#### [What you have to do]
Return the whole listing, line for line, without the pictures in it.

======== Entries shown

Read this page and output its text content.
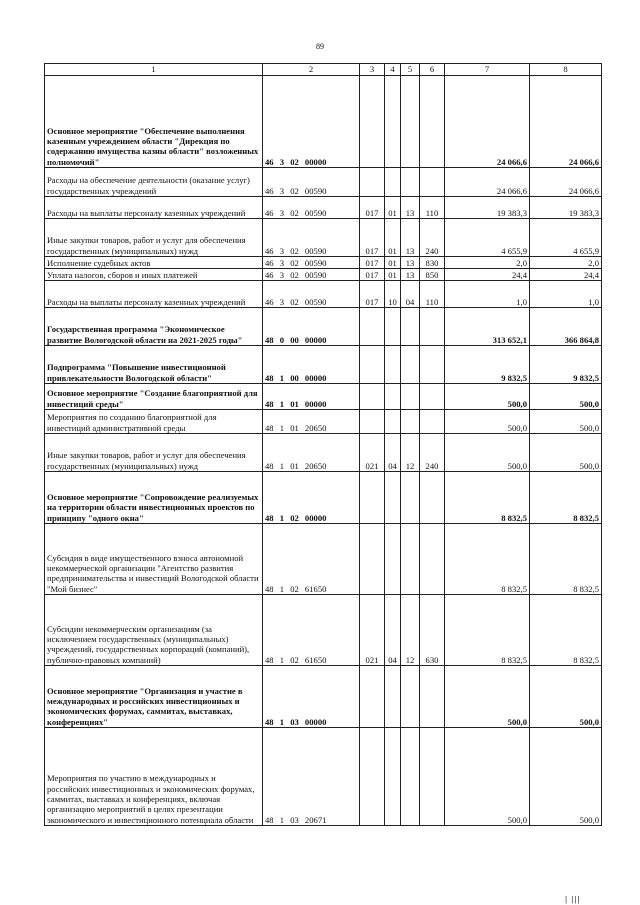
89
1	2	3	4	5	6	7	8
Основное мероприятие "Обеспечение выполнения казенным учреждением области "Дирекция по содержанию имущества казны области" возложенных полномочий"	46 3 02 00000					24 066,6	24 066,6
Расходы на обеспечение деятельности (оказание услуг) государственных учреждений	46 3 02 00590					24 066,6	24 066,6
Расходы на выплаты персоналу казенных учреждений	46 3 02 00590	017	01	13	110	19 383,3	19 383,3
Иные закупки товаров, работ и услуг для обеспечения государственных (муниципальных) нужд	46 3 02 00590	017	01	13	240	4 655,9	4 655,9
Исполнение судебных актов	46 3 02 00590	017	01	13	830	2,0	2,0
Уплата налогов, сборов и иных платежей	46 3 02 00590	017	01	13	850	24,4	24,4
Расходы на выплаты персоналу казенных учреждений	46 3 02 00590	017	10	04	110	1,0	1,0
Государственная программа "Экономическое развитие Вологодской области на 2021-2025 годы"	48 0 00 00000					313 652,1	366 864,8
Подпрограмма "Повышение инвестиционной привлекательности Вологодской области"	48 1 00 00000					9 832,5	9 832,5
Основное мероприятие "Создание благоприятной для инвестиций среды"	48 1 01 00000					500,0	500,0
Мероприятия по созданию благоприятной для инвестиций административной среды	48 1 01 20650					500,0	500,0
Иные закупки товаров, работ и услуг для обеспечения государственных (муниципальных) нужд	48 1 01 20650	021	04	12	240	500,0	500,0
Основное мероприятие "Сопровождение реализуемых на территории области инвестиционных проектов по принципу "одного окна"	48 1 02 00000					8 832,5	8 832,5
Субсидия в виде имущественного взноса автономной некоммерческой организации "Агентство развития предпринимательства и инвестиций Вологодской области "Мой бизнес"	48 1 02 61650					8 832,5	8 832,5
Субсидии некоммерческим организациям (за исключением государственных (муниципальных) учреждений, государственных корпораций (компаний), публично-правовых компаний)	48 1 02 61650	021	04	12	630	8 832,5	8 832,5
Основное мероприятие "Организация и участие в международных и российских инвестиционных и экономических форумах, саммитах, выставках, конференциях"	48 1 03 00000					500,0	500,0
Мероприятия по участию в международных и российских инвестиционных и экономических форумах, саммитах, выставках и конференциях, включая организацию мероприятий в целях презентации экономического и инвестиционного потенциала области	48 1 03 20671					500,0	500,0
| |||
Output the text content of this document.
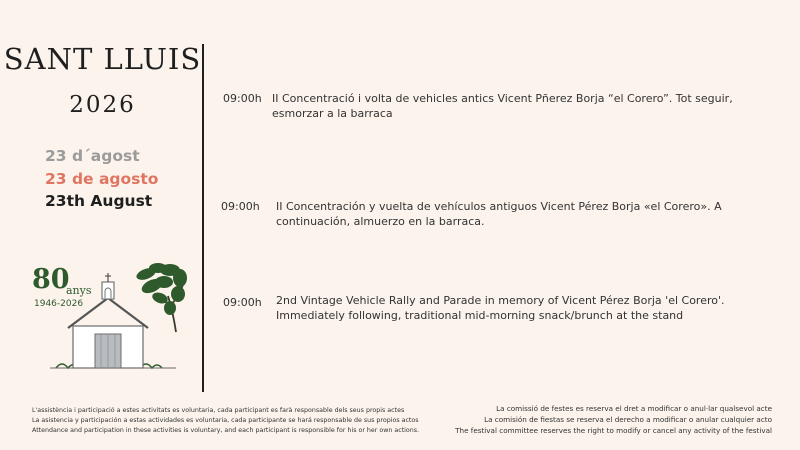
SANT LLUIS
2026
23 d´agost
23 de agosto
23th August
80
anys
1946-2026
09:00h II Concentració i volta de vehicles antics Vicent Pñerez Borja “el Corero”. Tot seguir, esmorzar a la barraca
09:00h II Concentración y vuelta de vehículos antiguos Vicent Pérez Borja «el Corero». A continuación, almuerzo en la barraca.
09:00h 2nd Vintage Vehicle Rally and Parade in memory of Vicent Pérez Borja 'el Corero'. Immediately following, traditional mid-morning snack/brunch at the stand
L'assistència i participació a estes activitats es voluntaria, cada participant es farà responsable dels seus propis actes
La asistencia y participación a estas actividades es voluntaria, cada participante se hará responsable de sus propios actos
Attendance and participation in these activities is voluntary, and each participant is responsible for his or her own actions.
La comissió de festes es reserva el dret a modificar o anul·lar qualsevol acte
La comisión de fiestas se reserva el derecho a modificar o anular cualquier acto
The festival committee reserves the right to modify or cancel any activity of the festival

================

#### [Result of this task]
Read this page and output its text content.
89
1	2	3	4	5	6	7	8
Основное мероприятие "Обеспечение выполнения казенным учреждением области "Дирекция по содержанию имущества казны области" возложенных полномочий"	46 3 02 00000					24 066,6	24 066,6
Расходы на обеспечение деятельности (оказание услуг) государственных учреждений	46 3 02 00590					24 066,6	24 066,6
Расходы на выплаты персоналу казенных учреждений	46 3 02 00590	017	01	13	110	19 383,3	19 383,3
Иные закупки товаров, работ и услуг для обеспечения государственных (муниципальных) нужд	46 3 02 00590	017	01	13	240	4 655,9	4 655,9
Исполнение судебных актов	46 3 02 00590	017	01	13	830	2,0	2,0
Уплата налогов, сборов и иных платежей	46 3 02 00590	017	01	13	850	24,4	24,4
Расходы на выплаты персоналу казенных учреждений	46 3 02 00590	017	10	04	110	1,0	1,0
Государственная программа "Экономическое развитие Вологодской области на 2021-2025 годы"	48 0 00 00000					313 652,1	366 864,8
Подпрограмма "Повышение инвестиционной привлекательности Вологодской области"	48 1 00 00000					9 832,5	9 832,5
Основное мероприятие "Создание благоприятной для инвестиций среды"	48 1 01 00000					500,0	500,0
Мероприятия по созданию благоприятной для инвестиций административной среды	48 1 01 20650					500,0	500,0
Иные закупки товаров, работ и услуг для обеспечения государственных (муниципальных) нужд	48 1 01 20650	021	04	12	240	500,0	500,0
Основное мероприятие "Сопровождение реализуемых на территории области инвестиционных проектов по принципу "одного окна"	48 1 02 00000					8 832,5	8 832,5
Субсидия в виде имущественного взноса автономной некоммерческой организации "Агентство развития предпринимательства и инвестиций Вологодской области "Мой бизнес"	48 1 02 61650					8 832,5	8 832,5
Субсидии некоммерческим организациям (за исключением государственных (муниципальных) учреждений, государственных корпораций (компаний), публично-правовых компаний)	48 1 02 61650	021	04	12	630	8 832,5	8 832,5
Основное мероприятие "Организация и участие в международных и российских инвестиционных и экономических форумах, саммитах, выставках, конференциях"	48 1 03 00000					500,0	500,0
Мероприятия по участию в международных и российских инвестиционных и экономических форумах, саммитах, выставках и конференциях, включая организацию мероприятий в целях презентации экономического и инвестиционного потенциала области	48 1 03 20671					500,0	500,0
| |||
Output the text content of this document.
SANT LLUIS
2026
23 d´agost
23 de agosto
23th August
80
anys
1946-2026
09:00h II Concentració i volta de vehicles antics Vicent Pñerez Borja “el Corero”. Tot seguir, esmorzar a la barraca
09:00h II Concentración y vuelta de vehículos antiguos Vicent Pérez Borja «el Corero». A continuación, almuerzo en la barraca.
09:00h 2nd Vintage Vehicle Rally and Parade in memory of Vicent Pérez Borja 'el Corero'. Immediately following, traditional mid-morning snack/brunch at the stand
L'assistència i participació a estes activitats es voluntaria, cada participant es farà responsable dels seus propis actes
La asistencia y participación a estas actividades es voluntaria, cada participante se hará responsable de sus propios actos
Attendance and participation in these activities is voluntary, and each participant is responsible for his or her own actions.
La comissió de festes es reserva el dret a modificar o anul·lar qualsevol acte
La comisión de fiestas se reserva el derecho a modificar o anular cualquier acto
The festival committee reserves the right to modify or cancel any activity of the festival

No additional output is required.